▶ _TASK TO COMPLETE_: Transcribe the material word for word, but without the images.

▶ _RECORDS FOR THE TASK_:
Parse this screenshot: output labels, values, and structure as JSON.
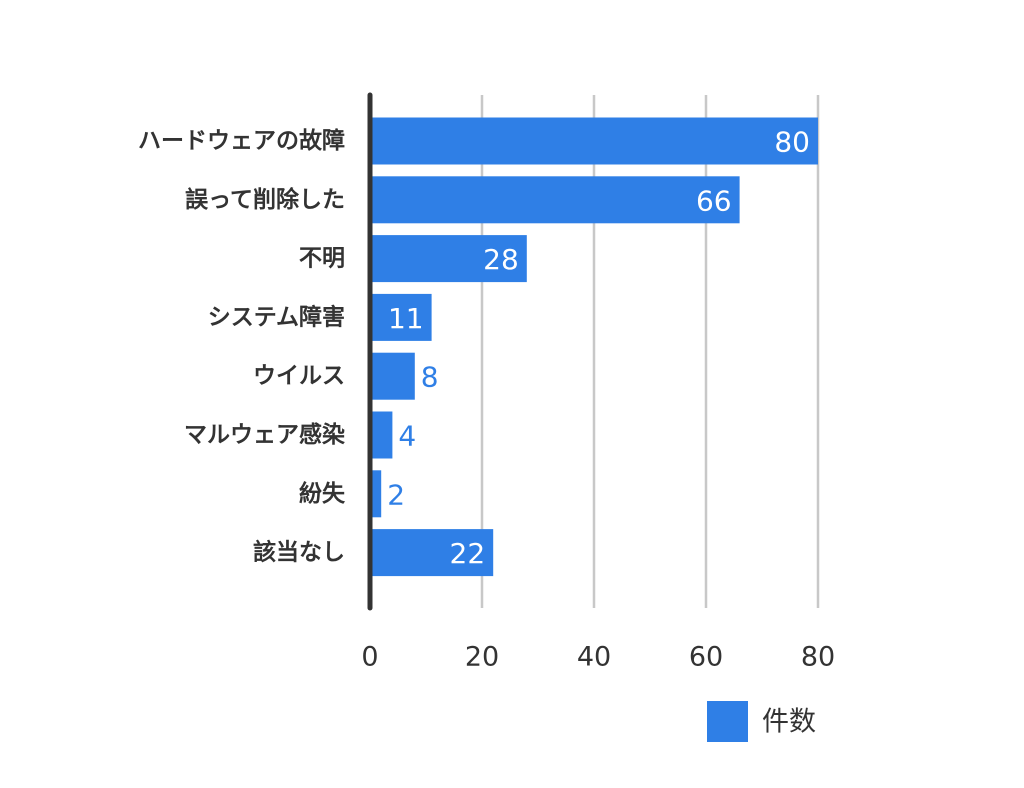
{
  "chart_data": {
    "type": "bar",
    "orientation": "horizontal",
    "categories": [
      "ハードウェアの故障",
      "誤って削除した",
      "不明",
      "システム障害",
      "ウイルス",
      "マルウェア感染",
      "紛失",
      "該当なし"
    ],
    "series": [
      {
        "name": "件数",
        "values": [
          80,
          66,
          28,
          11,
          8,
          4,
          2,
          22
        ],
        "color": "#2f7fe6"
      }
    ],
    "xlim": [
      0,
      80
    ],
    "xticks": [
      0,
      20,
      40,
      60,
      80
    ],
    "grid": true,
    "legend_position": "bottom-right",
    "data_labels": true
  }
}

▶ _IN RESPONSE_:
Parse this screenshot: output labels, values, and structure as JSON.
{
  "chart_data": {
    "type": "bar",
    "orientation": "horizontal",
    "categories": [
      "ハードウェアの故障",
      "誤って削除した",
      "不明",
      "システム障害",
      "ウイルス",
      "マルウェア感染",
      "紛失",
      "該当なし"
    ],
    "series": [
      {
        "name": "件数",
        "values": [
          80,
          66,
          28,
          11,
          8,
          4,
          2,
          22
        ],
        "color": "#2f7fe6"
      }
    ],
    "xlim": [
      0,
      80
    ],
    "xticks": [
      0,
      20,
      40,
      60,
      80
    ],
    "grid": true,
    "legend_position": "bottom-right",
    "data_labels": true
  }
}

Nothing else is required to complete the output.